Secondo il testo fornito, con quale strumento chi parla ha continuato a fare il giornalista?
━━━ Testo fornito ━━━
Muroni autoproclamato come Pisapia? “Macché, mi sono rimboccato le maniche. E’ vero che appena non sei più influente o non occupi più una posizione di rilievo tanti ti voltano le spalle. E io ho continuato a fare il giornalista col mio blog. Che ha avuto successo. Quando sei credibile, quando sei a disposizione con idee, allora anche un blog diventa uno strumento per continuare la battaglia. Una sorta di avamposto che volevo coinvolgesse coloro che non intendevano restare fermi, passivi”.
━━━ Dati ━━━
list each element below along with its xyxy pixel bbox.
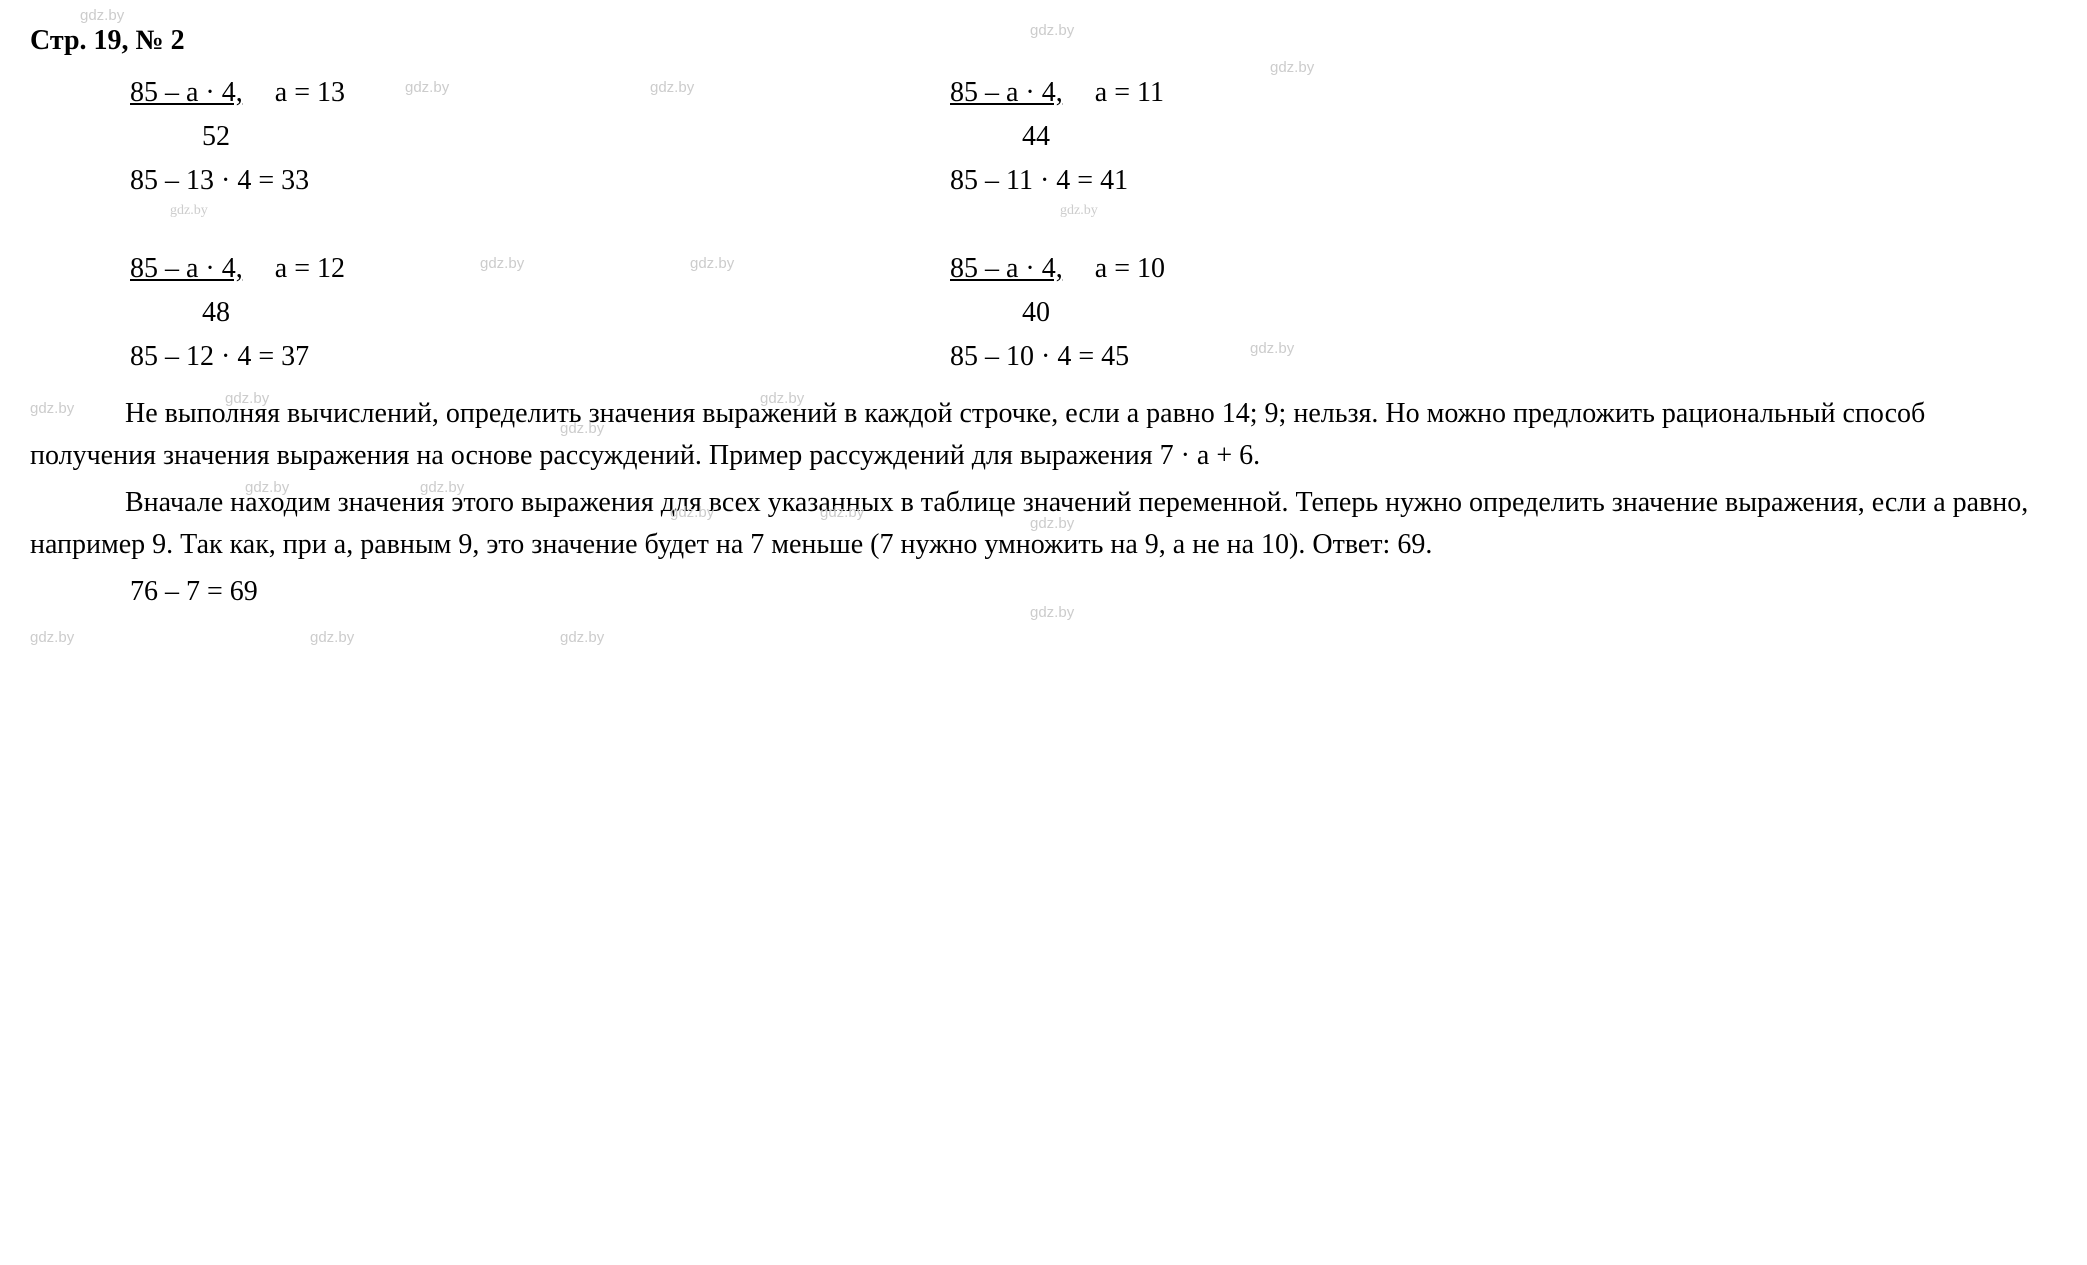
variable-assignment: a = 13 xyxy=(275,77,345,108)
watermark: gdz.by xyxy=(690,253,734,276)
watermark: gdz.by xyxy=(30,627,74,650)
denominator: 44 xyxy=(1022,116,1350,158)
page-header: Стр. 19, № 2 xyxy=(30,20,2057,62)
watermark: gdz.by xyxy=(1060,200,1350,221)
math-block-4: 85 – a · 4, a = 10 40 85 – 10 · 4 = 45 g… xyxy=(950,248,1350,378)
denominator: 52 xyxy=(202,116,530,158)
denominator: 48 xyxy=(202,292,530,334)
variable-assignment: a = 12 xyxy=(275,253,345,284)
watermark: gdz.by xyxy=(560,627,604,650)
expression: 85 – a · 4, xyxy=(950,77,1063,108)
denominator: 40 xyxy=(1022,292,1350,334)
watermark: gdz.by xyxy=(170,200,530,221)
calculation: 85 – 10 · 4 = 45 xyxy=(950,341,1129,372)
variable-assignment: a = 10 xyxy=(1095,253,1165,284)
math-block-3: 85 – a · 4, a = 12 gdz.by gdz.by 48 85 –… xyxy=(130,248,530,378)
expression: 85 – a · 4, xyxy=(130,253,243,284)
watermark: gdz.by xyxy=(310,627,354,650)
watermark: gdz.by xyxy=(405,77,449,100)
calculation: 85 – 12 · 4 = 37 xyxy=(130,336,530,378)
paragraph-1: Не выполняя вычислений, определить значе… xyxy=(30,393,2057,477)
watermark: gdz.by xyxy=(480,253,524,276)
watermark: gdz.by xyxy=(650,77,694,100)
expression: 85 – a · 4, xyxy=(950,253,1063,284)
expression: 85 – a · 4, xyxy=(130,77,243,108)
calculation: 85 – 13 · 4 = 33 xyxy=(130,160,530,202)
math-block-2: 85 – a · 4, a = 11 gdz.by 44 85 – 11 · 4… xyxy=(950,72,1350,223)
final-calculation: 76 – 7 = 69 xyxy=(130,576,258,607)
math-block-1: 85 – a · 4, a = 13 gdz.by gdz.by 52 85 –… xyxy=(130,72,530,223)
watermark: gdz.by xyxy=(1250,338,1294,361)
calculation: 85 – 11 · 4 = 41 xyxy=(950,160,1350,202)
paragraph-2: Вначале находим значения этого выражения… xyxy=(30,482,2057,566)
variable-assignment: a = 11 xyxy=(1095,77,1164,108)
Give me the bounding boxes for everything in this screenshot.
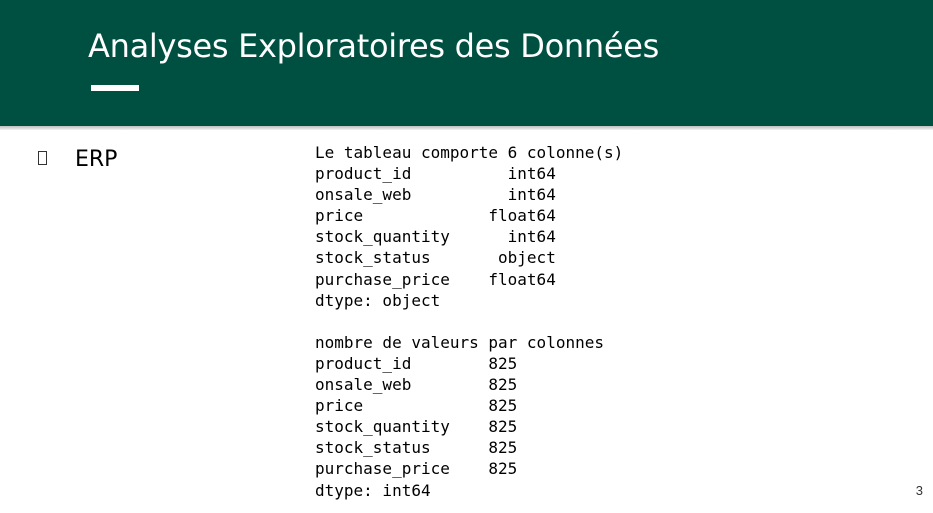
slide-title: Analyses Exploratoires des Données (88, 27, 659, 65)
page-number: 3 (915, 483, 923, 498)
header-divider (0, 126, 933, 130)
code-output-line: onsale_web int64 (315, 185, 556, 205)
bullet-label: ERP (75, 147, 118, 172)
code-output-line: onsale_web 825 (315, 375, 518, 395)
code-output-line: stock_quantity int64 (315, 227, 556, 247)
bullet-icon (38, 151, 47, 165)
code-output-line: dtype: int64 (315, 480, 431, 500)
code-output-line: dtype: object (315, 290, 441, 310)
code-output-line: Le tableau comporte 6 colonne(s) (315, 143, 624, 162)
code-output-line: price 825 (315, 396, 518, 416)
code-output-line: stock_quantity 825 (315, 417, 518, 437)
code-output-line: purchase_price float64 (315, 269, 556, 289)
code-output-line (315, 311, 623, 332)
code-output-line: nombre de valeurs par colonnes (315, 332, 604, 352)
code-output-line: stock_status 825 (315, 438, 518, 458)
code-output-block: Le tableau comporte 6 colonne(s) product_… (315, 142, 623, 501)
code-output-line: purchase_price 825 (315, 459, 518, 479)
code-output-line: product_id int64 (315, 164, 556, 184)
slide-header: Analyses Exploratoires des Données (0, 0, 933, 126)
code-output-line: price float64 (315, 206, 556, 226)
title-underline (91, 85, 139, 91)
code-output-line: stock_status object (315, 248, 556, 268)
code-output-line: product_id 825 (315, 353, 518, 373)
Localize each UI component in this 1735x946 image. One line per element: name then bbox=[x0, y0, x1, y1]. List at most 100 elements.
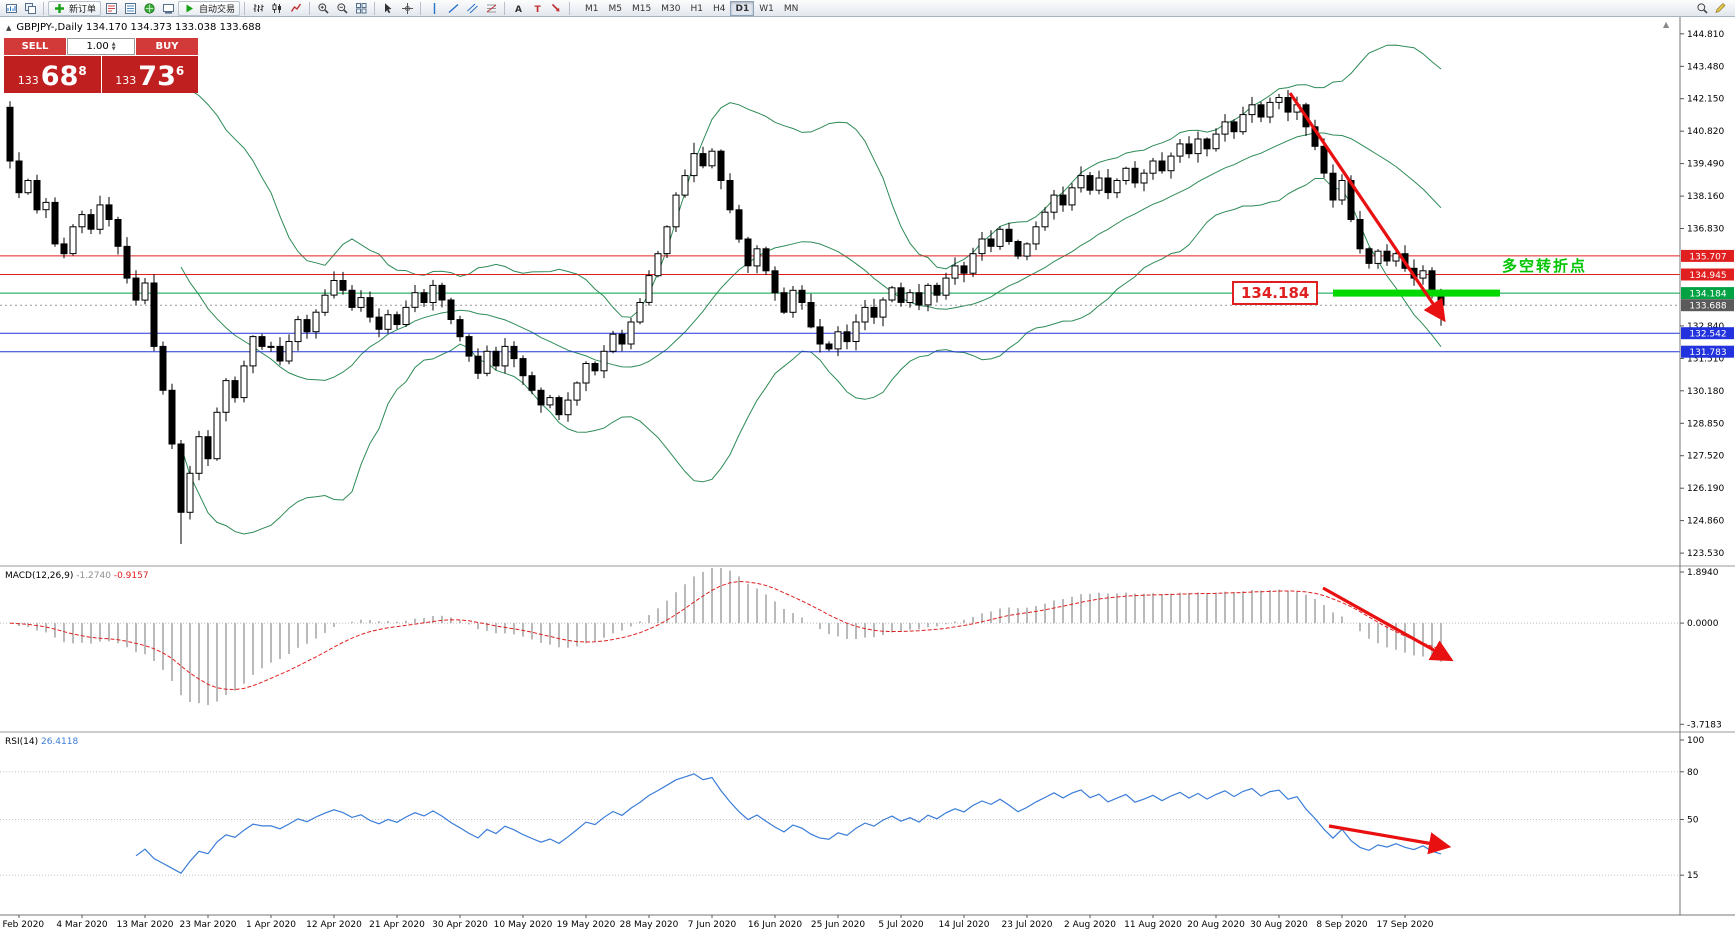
cursor-icon[interactable] bbox=[379, 1, 397, 16]
chart-canvas[interactable]: 144.810 143.480 142.150 140.820 139.490 138.1… bbox=[0, 17, 1735, 946]
buy-price-main: 73 bbox=[138, 61, 176, 92]
chart-window: 144.810 143.480 142.150 140.820 139.490 138.1… bbox=[0, 17, 1735, 946]
one-click-trading-panel: SELL 1.00 ▲ ▼ BUY 133 68 8 133 73 6 bbox=[4, 38, 198, 93]
trendline-icon bbox=[448, 3, 458, 13]
toolbar-separator bbox=[420, 1, 422, 15]
tile-windows-icon[interactable] bbox=[352, 1, 370, 16]
new-order-button[interactable]: 新订单 bbox=[48, 0, 102, 16]
buy-price-button[interactable]: 133 73 6 bbox=[101, 56, 198, 93]
svg-text:123.530: 123.530 bbox=[1687, 549, 1724, 559]
svg-text:1 Apr 2020: 1 Apr 2020 bbox=[246, 920, 296, 930]
crosshair-icon bbox=[401, 2, 413, 14]
trendline-icon[interactable] bbox=[444, 1, 462, 16]
market-watch-icon[interactable] bbox=[102, 1, 120, 16]
timeframe-mn[interactable]: MN bbox=[783, 3, 799, 14]
plus-icon bbox=[55, 3, 64, 13]
timeframe-h4[interactable]: H4 bbox=[712, 3, 726, 14]
svg-text:132.840: 132.840 bbox=[1687, 322, 1724, 332]
svg-text:RSI(14) 26.4118: RSI(14) 26.4118 bbox=[5, 737, 78, 747]
svg-text:134.945: 134.945 bbox=[1689, 271, 1726, 281]
collapse-panel-icon[interactable]: ▲ bbox=[6, 23, 12, 32]
navigator-icon[interactable] bbox=[140, 1, 158, 16]
zoom-out-icon[interactable] bbox=[333, 1, 351, 16]
line-chart-icon bbox=[290, 3, 301, 12]
sell-price-button[interactable]: 133 68 8 bbox=[4, 56, 101, 93]
chart-ohlc-readout: ▲ GBPJPY-,Daily 134.170 134.373 133.038 … bbox=[6, 22, 261, 33]
svg-text:135.707: 135.707 bbox=[1689, 252, 1726, 262]
svg-text:2 Aug 2020: 2 Aug 2020 bbox=[1064, 920, 1116, 930]
timeframe-toolbar: M1 M5 M15 M30 H1 H4 D1 W1 MN bbox=[580, 0, 803, 16]
text-icon[interactable]: A bbox=[509, 1, 527, 16]
svg-text:25 Jun 2020: 25 Jun 2020 bbox=[811, 920, 865, 930]
svg-text:132.542: 132.542 bbox=[1689, 330, 1726, 340]
bar-chart-icon bbox=[253, 3, 264, 12]
play-icon bbox=[186, 4, 194, 12]
svg-text:21 Apr 2020: 21 Apr 2020 bbox=[369, 920, 425, 930]
candlestick-chart-icon[interactable] bbox=[268, 1, 286, 16]
svg-text:142.150: 142.150 bbox=[1687, 95, 1724, 105]
timeframe-m30[interactable]: M30 bbox=[661, 3, 681, 14]
turning-point-label[interactable]: 多空转折点 bbox=[1502, 257, 1588, 275]
edit-icon[interactable] bbox=[1711, 1, 1729, 16]
svg-text:136.830: 136.830 bbox=[1687, 225, 1724, 235]
buy-button[interactable]: BUY bbox=[136, 38, 198, 55]
fibonacci-icon bbox=[486, 4, 496, 12]
timeframe-h1[interactable]: H1 bbox=[690, 3, 703, 14]
vertical-line-icon[interactable] bbox=[425, 1, 443, 16]
lot-size-input[interactable]: 1.00 ▲ ▼ bbox=[67, 38, 135, 55]
svg-text:A: A bbox=[515, 5, 522, 15]
crosshair-icon[interactable] bbox=[398, 1, 416, 16]
bar-chart-icon[interactable] bbox=[249, 1, 267, 16]
svg-text:5 Jul 2020: 5 Jul 2020 bbox=[878, 920, 923, 930]
data-window-icon[interactable] bbox=[121, 1, 139, 16]
timeframe-m15[interactable]: M15 bbox=[632, 3, 652, 14]
line-chart-icon[interactable] bbox=[287, 1, 305, 16]
label-icon[interactable]: T bbox=[528, 1, 546, 16]
toolbar-separator bbox=[43, 1, 44, 15]
svg-text:23 Jul 2020: 23 Jul 2020 bbox=[1002, 920, 1053, 930]
svg-text:144.810: 144.810 bbox=[1687, 30, 1724, 40]
symbol-ohlc-text: GBPJPY-,Daily 134.170 134.373 133.038 13… bbox=[16, 22, 261, 33]
svg-text:140.820: 140.820 bbox=[1687, 127, 1724, 137]
market-watch-icon bbox=[105, 2, 117, 14]
fibonacci-icon[interactable] bbox=[482, 1, 500, 16]
auto-trading-button[interactable]: 自动交易 bbox=[178, 0, 241, 16]
buy-price-prefix: 133 bbox=[115, 74, 137, 87]
arrows-icon[interactable] bbox=[547, 1, 565, 16]
svg-text:50: 50 bbox=[1687, 816, 1699, 826]
channel-icon bbox=[466, 3, 478, 13]
svg-text:134.184: 134.184 bbox=[1689, 290, 1726, 300]
svg-text:80: 80 bbox=[1687, 768, 1699, 778]
text-icon: A bbox=[515, 5, 522, 15]
search-icon bbox=[1696, 2, 1708, 14]
zoom-in-icon[interactable] bbox=[314, 1, 332, 16]
svg-text:17 Sep 2020: 17 Sep 2020 bbox=[1376, 920, 1433, 930]
svg-text:-3.7183: -3.7183 bbox=[1687, 720, 1722, 730]
lot-size-value: 1.00 bbox=[86, 41, 109, 52]
timeframe-w1[interactable]: W1 bbox=[759, 3, 774, 14]
price-level-annotation[interactable]: 134.184 bbox=[1232, 281, 1319, 305]
new-order-button-label: 新订单 bbox=[69, 4, 97, 15]
timeframe-m5[interactable]: M5 bbox=[608, 3, 623, 14]
terminal-icon bbox=[162, 3, 174, 14]
new-chart-icon[interactable] bbox=[2, 1, 20, 16]
lot-spinner-icon[interactable]: ▲ ▼ bbox=[111, 40, 116, 52]
svg-text:100: 100 bbox=[1687, 736, 1704, 746]
chart-profiles-icon bbox=[24, 2, 36, 14]
sell-price-prefix: 133 bbox=[17, 74, 39, 87]
timeframe-m1[interactable]: M1 bbox=[585, 3, 599, 14]
timeframe-d1[interactable]: D1 bbox=[730, 0, 755, 16]
terminal-icon[interactable] bbox=[159, 1, 177, 16]
new-chart-icon bbox=[5, 3, 17, 13]
chart-profiles-icon[interactable] bbox=[21, 1, 39, 16]
label-icon: T bbox=[534, 5, 541, 15]
search-icon[interactable] bbox=[1693, 1, 1711, 16]
sell-button[interactable]: SELL bbox=[4, 38, 66, 55]
edit-icon bbox=[1714, 2, 1725, 13]
channel-icon[interactable] bbox=[463, 1, 481, 16]
scroll-up-icon[interactable]: ▲ bbox=[1663, 20, 1670, 29]
svg-text:7 Jun 2020: 7 Jun 2020 bbox=[688, 920, 737, 930]
svg-text:28 May 2020: 28 May 2020 bbox=[620, 920, 679, 930]
svg-text:128.850: 128.850 bbox=[1687, 419, 1724, 429]
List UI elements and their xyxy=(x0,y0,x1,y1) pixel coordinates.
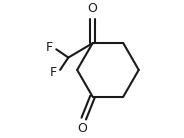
Text: O: O xyxy=(78,122,88,135)
Text: F: F xyxy=(50,66,57,79)
Text: O: O xyxy=(88,2,98,15)
Text: F: F xyxy=(46,41,53,54)
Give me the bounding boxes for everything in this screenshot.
━━━
Risposta attesa:
Con il suo blog.